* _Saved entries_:
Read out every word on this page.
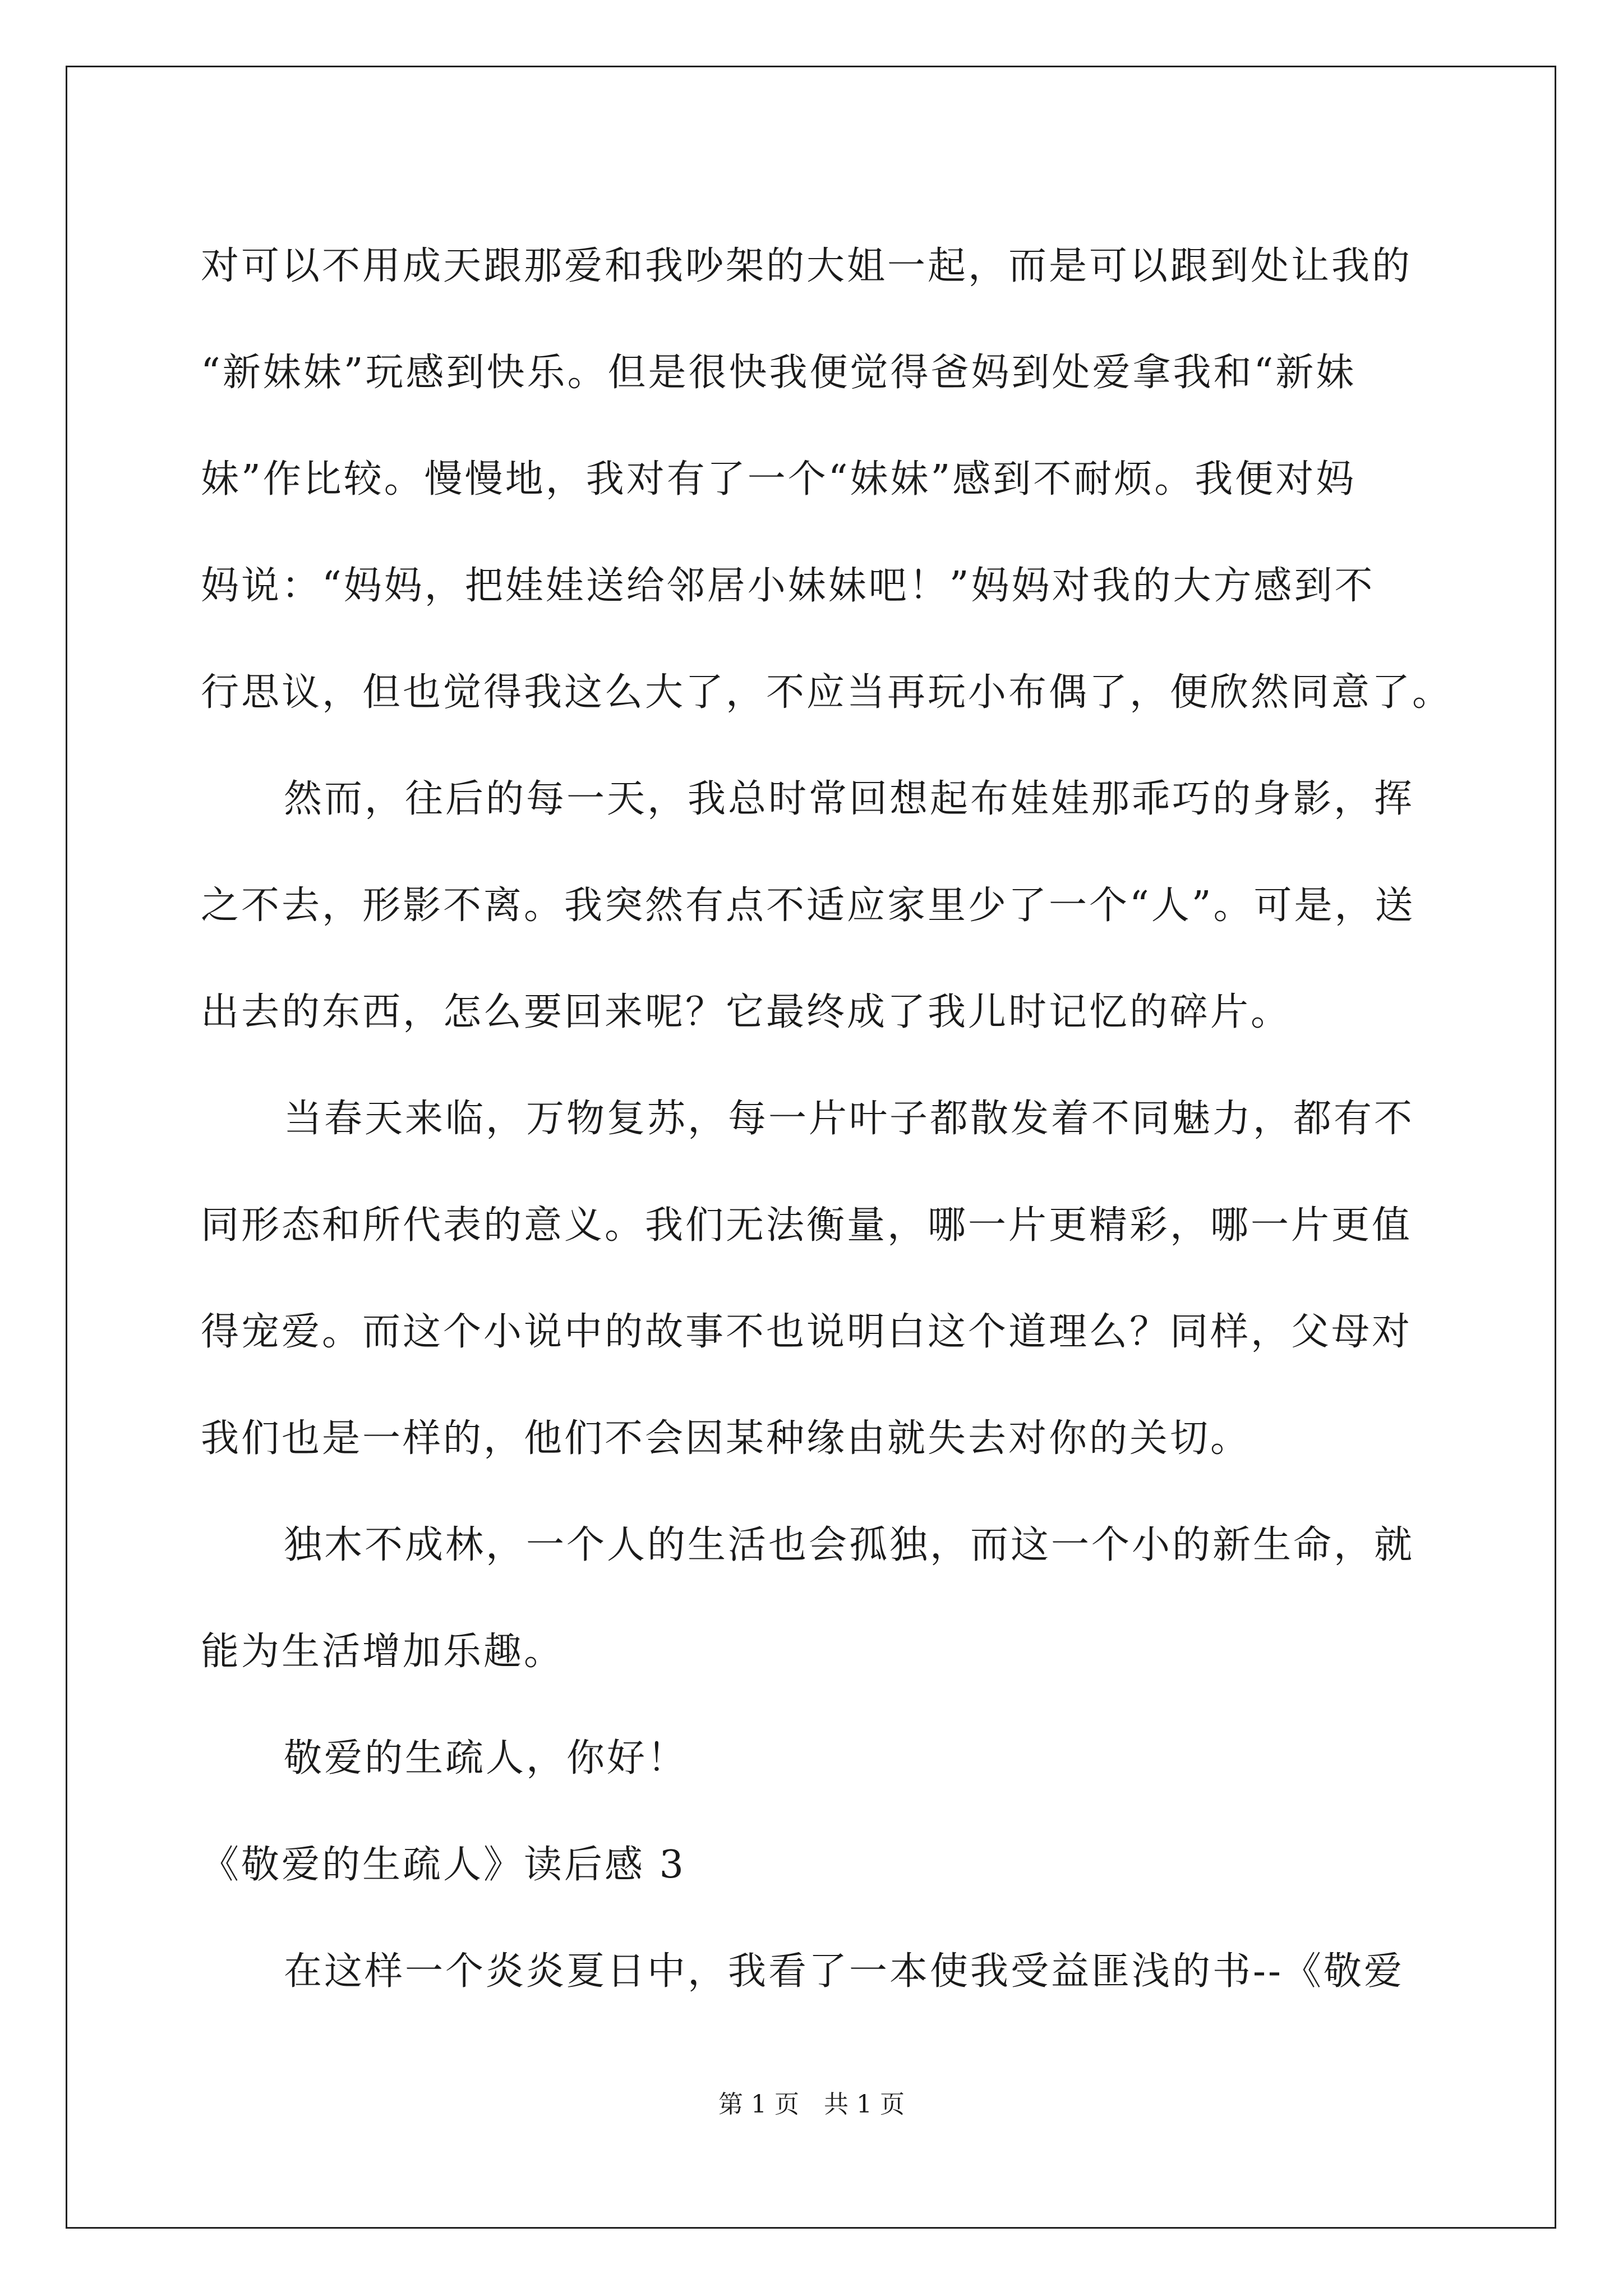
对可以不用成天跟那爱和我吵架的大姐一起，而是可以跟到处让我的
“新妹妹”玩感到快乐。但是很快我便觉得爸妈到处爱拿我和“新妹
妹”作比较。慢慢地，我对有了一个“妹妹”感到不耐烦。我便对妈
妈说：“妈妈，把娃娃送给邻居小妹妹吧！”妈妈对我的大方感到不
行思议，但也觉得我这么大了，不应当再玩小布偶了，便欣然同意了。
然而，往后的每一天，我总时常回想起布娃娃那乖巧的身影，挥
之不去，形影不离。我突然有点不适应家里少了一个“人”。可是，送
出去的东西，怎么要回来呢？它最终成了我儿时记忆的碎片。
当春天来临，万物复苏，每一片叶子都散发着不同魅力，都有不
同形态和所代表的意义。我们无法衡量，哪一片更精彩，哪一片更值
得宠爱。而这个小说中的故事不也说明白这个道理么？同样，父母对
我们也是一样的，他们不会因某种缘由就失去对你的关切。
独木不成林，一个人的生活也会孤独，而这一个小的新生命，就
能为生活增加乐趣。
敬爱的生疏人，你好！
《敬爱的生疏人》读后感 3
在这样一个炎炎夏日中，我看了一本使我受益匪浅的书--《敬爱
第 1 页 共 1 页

* _TO DO_: Exclude the images, then output the data above word for word.

* _TASK SOLUTION_:
Read out every word on this page.
对可以不用成天跟那爱和我吵架的大姐一起，而是可以跟到处让我的
“新妹妹”玩感到快乐。但是很快我便觉得爸妈到处爱拿我和“新妹
妹”作比较。慢慢地，我对有了一个“妹妹”感到不耐烦。我便对妈
妈说：“妈妈，把娃娃送给邻居小妹妹吧！”妈妈对我的大方感到不
行思议，但也觉得我这么大了，不应当再玩小布偶了，便欣然同意了。
然而，往后的每一天，我总时常回想起布娃娃那乖巧的身影，挥
之不去，形影不离。我突然有点不适应家里少了一个“人”。可是，送
出去的东西，怎么要回来呢？它最终成了我儿时记忆的碎片。
当春天来临，万物复苏，每一片叶子都散发着不同魅力，都有不
同形态和所代表的意义。我们无法衡量，哪一片更精彩，哪一片更值
得宠爱。而这个小说中的故事不也说明白这个道理么？同样，父母对
我们也是一样的，他们不会因某种缘由就失去对你的关切。
独木不成林，一个人的生活也会孤独，而这一个小的新生命，就
能为生活增加乐趣。
敬爱的生疏人，你好！
《敬爱的生疏人》读后感 3
在这样一个炎炎夏日中，我看了一本使我受益匪浅的书--《敬爱
第 1 页 共 1 页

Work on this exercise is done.